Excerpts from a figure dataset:
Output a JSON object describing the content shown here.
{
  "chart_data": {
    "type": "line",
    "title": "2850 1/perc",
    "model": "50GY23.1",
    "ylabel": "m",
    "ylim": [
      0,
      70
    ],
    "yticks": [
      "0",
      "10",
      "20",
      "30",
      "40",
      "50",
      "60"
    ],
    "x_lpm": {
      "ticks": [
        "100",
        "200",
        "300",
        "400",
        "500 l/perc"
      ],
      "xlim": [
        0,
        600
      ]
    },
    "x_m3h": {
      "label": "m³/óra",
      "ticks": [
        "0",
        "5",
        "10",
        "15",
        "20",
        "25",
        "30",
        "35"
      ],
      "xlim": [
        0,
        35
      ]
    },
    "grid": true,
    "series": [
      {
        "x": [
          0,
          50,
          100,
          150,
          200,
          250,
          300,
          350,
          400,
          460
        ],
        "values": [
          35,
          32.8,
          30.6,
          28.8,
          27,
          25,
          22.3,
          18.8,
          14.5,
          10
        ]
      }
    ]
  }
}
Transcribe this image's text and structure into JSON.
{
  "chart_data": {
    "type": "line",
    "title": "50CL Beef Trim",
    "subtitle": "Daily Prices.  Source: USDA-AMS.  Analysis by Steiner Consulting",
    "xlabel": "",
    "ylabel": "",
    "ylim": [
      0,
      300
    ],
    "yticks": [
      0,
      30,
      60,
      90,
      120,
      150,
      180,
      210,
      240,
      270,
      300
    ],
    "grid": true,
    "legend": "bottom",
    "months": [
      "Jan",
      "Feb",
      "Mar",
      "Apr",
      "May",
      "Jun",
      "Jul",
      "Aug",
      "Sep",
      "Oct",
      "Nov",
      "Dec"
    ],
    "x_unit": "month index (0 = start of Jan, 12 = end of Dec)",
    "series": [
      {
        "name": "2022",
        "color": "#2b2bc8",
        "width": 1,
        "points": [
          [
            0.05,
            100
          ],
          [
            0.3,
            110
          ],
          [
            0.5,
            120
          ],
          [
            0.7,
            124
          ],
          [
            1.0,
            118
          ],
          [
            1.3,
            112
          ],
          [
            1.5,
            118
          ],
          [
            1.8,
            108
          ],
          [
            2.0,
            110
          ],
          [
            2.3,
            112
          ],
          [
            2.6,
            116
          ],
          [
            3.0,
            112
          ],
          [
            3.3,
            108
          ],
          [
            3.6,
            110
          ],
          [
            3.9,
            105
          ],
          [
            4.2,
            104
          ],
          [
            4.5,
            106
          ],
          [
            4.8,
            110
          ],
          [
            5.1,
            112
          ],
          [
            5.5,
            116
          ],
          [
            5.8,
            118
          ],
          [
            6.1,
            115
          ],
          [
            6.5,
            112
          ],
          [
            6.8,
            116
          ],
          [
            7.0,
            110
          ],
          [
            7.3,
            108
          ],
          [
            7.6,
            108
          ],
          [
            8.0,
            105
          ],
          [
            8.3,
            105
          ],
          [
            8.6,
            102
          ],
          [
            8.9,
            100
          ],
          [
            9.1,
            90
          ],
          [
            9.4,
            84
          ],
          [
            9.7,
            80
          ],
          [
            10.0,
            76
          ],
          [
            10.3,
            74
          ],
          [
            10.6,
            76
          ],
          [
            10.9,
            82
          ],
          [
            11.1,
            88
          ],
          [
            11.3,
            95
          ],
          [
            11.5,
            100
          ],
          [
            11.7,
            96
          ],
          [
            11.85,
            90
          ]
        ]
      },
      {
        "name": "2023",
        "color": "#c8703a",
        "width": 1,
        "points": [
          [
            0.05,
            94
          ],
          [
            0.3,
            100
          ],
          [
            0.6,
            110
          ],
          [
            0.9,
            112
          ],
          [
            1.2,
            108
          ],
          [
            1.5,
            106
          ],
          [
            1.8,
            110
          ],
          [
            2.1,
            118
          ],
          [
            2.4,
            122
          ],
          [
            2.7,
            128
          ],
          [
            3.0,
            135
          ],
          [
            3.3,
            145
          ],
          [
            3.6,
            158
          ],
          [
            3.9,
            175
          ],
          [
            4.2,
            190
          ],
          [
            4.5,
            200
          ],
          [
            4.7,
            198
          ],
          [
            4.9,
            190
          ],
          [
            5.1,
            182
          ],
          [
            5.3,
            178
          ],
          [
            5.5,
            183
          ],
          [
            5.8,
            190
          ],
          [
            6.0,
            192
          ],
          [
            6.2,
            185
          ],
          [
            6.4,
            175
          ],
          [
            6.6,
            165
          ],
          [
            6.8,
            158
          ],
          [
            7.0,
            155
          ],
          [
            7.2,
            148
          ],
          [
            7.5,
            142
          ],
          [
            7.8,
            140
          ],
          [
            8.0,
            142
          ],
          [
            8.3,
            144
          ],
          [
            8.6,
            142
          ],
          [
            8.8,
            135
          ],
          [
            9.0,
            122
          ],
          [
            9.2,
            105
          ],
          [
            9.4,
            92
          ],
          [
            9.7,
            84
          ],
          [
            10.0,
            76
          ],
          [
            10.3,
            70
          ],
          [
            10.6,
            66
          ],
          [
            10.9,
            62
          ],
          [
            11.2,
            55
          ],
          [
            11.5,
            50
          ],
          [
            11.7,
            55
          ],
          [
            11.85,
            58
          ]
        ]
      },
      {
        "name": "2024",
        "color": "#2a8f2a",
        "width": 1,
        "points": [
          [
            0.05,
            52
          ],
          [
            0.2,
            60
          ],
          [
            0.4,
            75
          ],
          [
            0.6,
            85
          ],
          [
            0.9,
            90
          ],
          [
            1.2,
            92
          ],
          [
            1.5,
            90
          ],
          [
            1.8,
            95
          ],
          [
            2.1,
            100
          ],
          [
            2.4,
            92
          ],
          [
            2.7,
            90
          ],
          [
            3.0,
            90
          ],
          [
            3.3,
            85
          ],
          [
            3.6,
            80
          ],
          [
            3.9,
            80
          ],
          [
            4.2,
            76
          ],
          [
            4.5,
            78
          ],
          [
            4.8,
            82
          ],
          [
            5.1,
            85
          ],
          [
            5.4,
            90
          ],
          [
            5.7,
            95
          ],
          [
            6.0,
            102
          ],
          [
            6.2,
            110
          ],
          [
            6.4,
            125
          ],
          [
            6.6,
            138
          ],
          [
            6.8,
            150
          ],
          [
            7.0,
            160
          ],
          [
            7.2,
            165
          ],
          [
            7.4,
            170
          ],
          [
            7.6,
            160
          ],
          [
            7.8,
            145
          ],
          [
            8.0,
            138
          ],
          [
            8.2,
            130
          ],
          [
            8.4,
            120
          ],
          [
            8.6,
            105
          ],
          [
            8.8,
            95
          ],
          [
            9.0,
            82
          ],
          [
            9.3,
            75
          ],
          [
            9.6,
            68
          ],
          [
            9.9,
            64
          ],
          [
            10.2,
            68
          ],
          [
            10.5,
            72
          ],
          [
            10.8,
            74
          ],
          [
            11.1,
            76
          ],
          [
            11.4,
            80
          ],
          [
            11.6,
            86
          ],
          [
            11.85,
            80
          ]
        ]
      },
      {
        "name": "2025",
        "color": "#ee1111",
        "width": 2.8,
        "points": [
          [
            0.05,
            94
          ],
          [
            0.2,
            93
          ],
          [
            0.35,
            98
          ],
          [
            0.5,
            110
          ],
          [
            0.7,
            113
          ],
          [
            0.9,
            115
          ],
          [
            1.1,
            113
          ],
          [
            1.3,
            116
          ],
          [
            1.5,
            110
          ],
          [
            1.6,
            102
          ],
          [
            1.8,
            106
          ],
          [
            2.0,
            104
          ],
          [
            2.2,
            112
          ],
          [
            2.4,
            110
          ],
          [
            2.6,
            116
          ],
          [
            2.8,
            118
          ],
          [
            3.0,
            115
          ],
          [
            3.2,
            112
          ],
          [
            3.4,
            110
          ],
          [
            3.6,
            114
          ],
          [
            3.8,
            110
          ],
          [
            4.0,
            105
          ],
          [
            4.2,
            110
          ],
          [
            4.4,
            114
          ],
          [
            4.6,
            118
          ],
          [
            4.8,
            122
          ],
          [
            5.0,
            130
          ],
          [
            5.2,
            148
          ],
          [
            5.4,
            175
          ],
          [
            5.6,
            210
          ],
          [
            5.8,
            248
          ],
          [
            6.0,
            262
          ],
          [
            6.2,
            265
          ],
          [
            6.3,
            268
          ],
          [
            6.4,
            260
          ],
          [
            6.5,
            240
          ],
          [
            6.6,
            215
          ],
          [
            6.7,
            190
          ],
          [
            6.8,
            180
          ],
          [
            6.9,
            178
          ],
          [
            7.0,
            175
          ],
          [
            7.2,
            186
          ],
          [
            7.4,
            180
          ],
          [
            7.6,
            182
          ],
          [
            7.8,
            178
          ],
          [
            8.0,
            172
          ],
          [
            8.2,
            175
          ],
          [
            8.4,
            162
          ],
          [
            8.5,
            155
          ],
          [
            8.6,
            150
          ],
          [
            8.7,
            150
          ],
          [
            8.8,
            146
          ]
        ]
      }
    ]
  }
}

■ WORK INSTRUCTIONS
Copy every line of the listing containing the string "color".

■ ANSWER TO THE EXERCISE
        "color": "#2b2bc8",
        "color": "#c8703a",
        "color": "#2a8f2a",
        "color": "#ee1111",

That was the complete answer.